[Chart and figure data]
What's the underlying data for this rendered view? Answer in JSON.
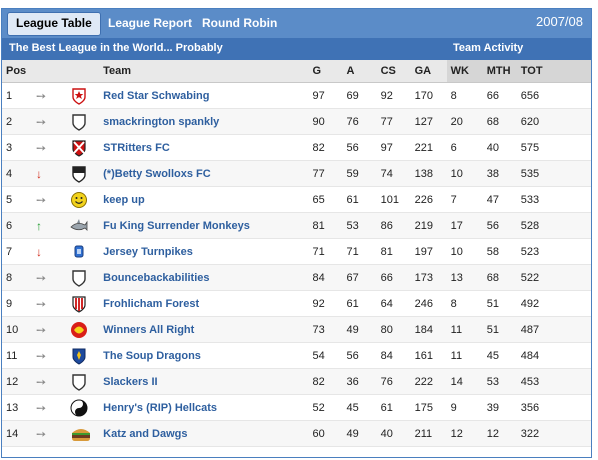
{
  "tabs": [
    {
      "label": "League Table",
      "active": true
    },
    {
      "label": "League Report",
      "active": false
    },
    {
      "label": "Round Robin",
      "active": false
    }
  ],
  "season": "2007/08",
  "league_title": "The Best League in the World... Probably",
  "activity_title": "Team Activity",
  "headers": {
    "pos": "Pos",
    "team": "Team",
    "g": "G",
    "a": "A",
    "cs": "CS",
    "ga": "GA",
    "wk": "WK",
    "mth": "MTH",
    "tot": "TOT"
  },
  "rows": [
    {
      "pos": "1",
      "move": "same",
      "crest": "red-star-crest-icon",
      "team": "Red Star Schwabing",
      "g": "97",
      "a": "69",
      "cs": "92",
      "ga": "170",
      "wk": "8",
      "mth": "66",
      "tot": "656"
    },
    {
      "pos": "2",
      "move": "same",
      "crest": "plain-shield-icon",
      "team": "smackrington spankly",
      "g": "90",
      "a": "76",
      "cs": "77",
      "ga": "127",
      "wk": "20",
      "mth": "68",
      "tot": "620"
    },
    {
      "pos": "3",
      "move": "same",
      "crest": "red-cross-crest-icon",
      "team": "STRitters FC",
      "g": "82",
      "a": "56",
      "cs": "97",
      "ga": "221",
      "wk": "6",
      "mth": "40",
      "tot": "575"
    },
    {
      "pos": "4",
      "move": "down",
      "crest": "split-crest-icon",
      "team": "(*)Betty Swolloxs FC",
      "g": "77",
      "a": "59",
      "cs": "74",
      "ga": "138",
      "wk": "10",
      "mth": "38",
      "tot": "535"
    },
    {
      "pos": "5",
      "move": "same",
      "crest": "smiley-icon",
      "team": "keep up",
      "g": "65",
      "a": "61",
      "cs": "101",
      "ga": "226",
      "wk": "7",
      "mth": "47",
      "tot": "533"
    },
    {
      "pos": "6",
      "move": "up",
      "crest": "shark-icon",
      "team": "Fu King Surrender Monkeys",
      "g": "81",
      "a": "53",
      "cs": "86",
      "ga": "219",
      "wk": "17",
      "mth": "56",
      "tot": "528"
    },
    {
      "pos": "7",
      "move": "down",
      "crest": "blue-badge-icon",
      "team": "Jersey Turnpikes",
      "g": "71",
      "a": "71",
      "cs": "81",
      "ga": "197",
      "wk": "10",
      "mth": "58",
      "tot": "523"
    },
    {
      "pos": "8",
      "move": "same",
      "crest": "plain-shield-icon",
      "team": "Bouncebackabilities",
      "g": "84",
      "a": "67",
      "cs": "66",
      "ga": "173",
      "wk": "13",
      "mth": "68",
      "tot": "522"
    },
    {
      "pos": "9",
      "move": "same",
      "crest": "red-stripes-crest-icon",
      "team": "Frohlicham Forest",
      "g": "92",
      "a": "61",
      "cs": "64",
      "ga": "246",
      "wk": "8",
      "mth": "51",
      "tot": "492"
    },
    {
      "pos": "10",
      "move": "same",
      "crest": "red-yellow-ball-icon",
      "team": "Winners All Right",
      "g": "73",
      "a": "49",
      "cs": "80",
      "ga": "184",
      "wk": "11",
      "mth": "51",
      "tot": "487"
    },
    {
      "pos": "11",
      "move": "same",
      "crest": "blue-gold-crest-icon",
      "team": "The Soup Dragons",
      "g": "54",
      "a": "56",
      "cs": "84",
      "ga": "161",
      "wk": "11",
      "mth": "45",
      "tot": "484"
    },
    {
      "pos": "12",
      "move": "same",
      "crest": "plain-shield-icon",
      "team": "Slackers II",
      "g": "82",
      "a": "36",
      "cs": "76",
      "ga": "222",
      "wk": "14",
      "mth": "53",
      "tot": "453"
    },
    {
      "pos": "13",
      "move": "same",
      "crest": "yin-yang-icon",
      "team": "Henry's (RIP) Hellcats",
      "g": "52",
      "a": "45",
      "cs": "61",
      "ga": "175",
      "wk": "9",
      "mth": "39",
      "tot": "356"
    },
    {
      "pos": "14",
      "move": "same",
      "crest": "burger-icon",
      "team": "Katz and Dawgs",
      "g": "60",
      "a": "49",
      "cs": "40",
      "ga": "211",
      "wk": "12",
      "mth": "12",
      "tot": "322"
    }
  ],
  "colors": {
    "header_blue": "#5b8cc8",
    "subheader_blue": "#3f72b5",
    "link_blue": "#2e5f9f",
    "down_red": "#d12a1a",
    "up_green": "#1f9a2e",
    "same_grey": "#8c8c8c"
  }
}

* **PROBLEM**: Repeat the material above in full and unchanged, minus its images.

* **ANSWER TO THE PROBLEM**:
What's the underlying data for this rendered view? Answer in JSON.
{
  "tabs": [
    {
      "label": "League Table",
      "active": true
    },
    {
      "label": "League Report",
      "active": false
    },
    {
      "label": "Round Robin",
      "active": false
    }
  ],
  "season": "2007/08",
  "league_title": "The Best League in the World... Probably",
  "activity_title": "Team Activity",
  "headers": {
    "pos": "Pos",
    "team": "Team",
    "g": "G",
    "a": "A",
    "cs": "CS",
    "ga": "GA",
    "wk": "WK",
    "mth": "MTH",
    "tot": "TOT"
  },
  "rows": [
    {
      "pos": "1",
      "move": "same",
      "crest": "red-star-crest-icon",
      "team": "Red Star Schwabing",
      "g": "97",
      "a": "69",
      "cs": "92",
      "ga": "170",
      "wk": "8",
      "mth": "66",
      "tot": "656"
    },
    {
      "pos": "2",
      "move": "same",
      "crest": "plain-shield-icon",
      "team": "smackrington spankly",
      "g": "90",
      "a": "76",
      "cs": "77",
      "ga": "127",
      "wk": "20",
      "mth": "68",
      "tot": "620"
    },
    {
      "pos": "3",
      "move": "same",
      "crest": "red-cross-crest-icon",
      "team": "STRitters FC",
      "g": "82",
      "a": "56",
      "cs": "97",
      "ga": "221",
      "wk": "6",
      "mth": "40",
      "tot": "575"
    },
    {
      "pos": "4",
      "move": "down",
      "crest": "split-crest-icon",
      "team": "(*)Betty Swolloxs FC",
      "g": "77",
      "a": "59",
      "cs": "74",
      "ga": "138",
      "wk": "10",
      "mth": "38",
      "tot": "535"
    },
    {
      "pos": "5",
      "move": "same",
      "crest": "smiley-icon",
      "team": "keep up",
      "g": "65",
      "a": "61",
      "cs": "101",
      "ga": "226",
      "wk": "7",
      "mth": "47",
      "tot": "533"
    },
    {
      "pos": "6",
      "move": "up",
      "crest": "shark-icon",
      "team": "Fu King Surrender Monkeys",
      "g": "81",
      "a": "53",
      "cs": "86",
      "ga": "219",
      "wk": "17",
      "mth": "56",
      "tot": "528"
    },
    {
      "pos": "7",
      "move": "down",
      "crest": "blue-badge-icon",
      "team": "Jersey Turnpikes",
      "g": "71",
      "a": "71",
      "cs": "81",
      "ga": "197",
      "wk": "10",
      "mth": "58",
      "tot": "523"
    },
    {
      "pos": "8",
      "move": "same",
      "crest": "plain-shield-icon",
      "team": "Bouncebackabilities",
      "g": "84",
      "a": "67",
      "cs": "66",
      "ga": "173",
      "wk": "13",
      "mth": "68",
      "tot": "522"
    },
    {
      "pos": "9",
      "move": "same",
      "crest": "red-stripes-crest-icon",
      "team": "Frohlicham Forest",
      "g": "92",
      "a": "61",
      "cs": "64",
      "ga": "246",
      "wk": "8",
      "mth": "51",
      "tot": "492"
    },
    {
      "pos": "10",
      "move": "same",
      "crest": "red-yellow-ball-icon",
      "team": "Winners All Right",
      "g": "73",
      "a": "49",
      "cs": "80",
      "ga": "184",
      "wk": "11",
      "mth": "51",
      "tot": "487"
    },
    {
      "pos": "11",
      "move": "same",
      "crest": "blue-gold-crest-icon",
      "team": "The Soup Dragons",
      "g": "54",
      "a": "56",
      "cs": "84",
      "ga": "161",
      "wk": "11",
      "mth": "45",
      "tot": "484"
    },
    {
      "pos": "12",
      "move": "same",
      "crest": "plain-shield-icon",
      "team": "Slackers II",
      "g": "82",
      "a": "36",
      "cs": "76",
      "ga": "222",
      "wk": "14",
      "mth": "53",
      "tot": "453"
    },
    {
      "pos": "13",
      "move": "same",
      "crest": "yin-yang-icon",
      "team": "Henry's (RIP) Hellcats",
      "g": "52",
      "a": "45",
      "cs": "61",
      "ga": "175",
      "wk": "9",
      "mth": "39",
      "tot": "356"
    },
    {
      "pos": "14",
      "move": "same",
      "crest": "burger-icon",
      "team": "Katz and Dawgs",
      "g": "60",
      "a": "49",
      "cs": "40",
      "ga": "211",
      "wk": "12",
      "mth": "12",
      "tot": "322"
    }
  ],
  "colors": {
    "header_blue": "#5b8cc8",
    "subheader_blue": "#3f72b5",
    "link_blue": "#2e5f9f",
    "down_red": "#d12a1a",
    "up_green": "#1f9a2e",
    "same_grey": "#8c8c8c"
  }
}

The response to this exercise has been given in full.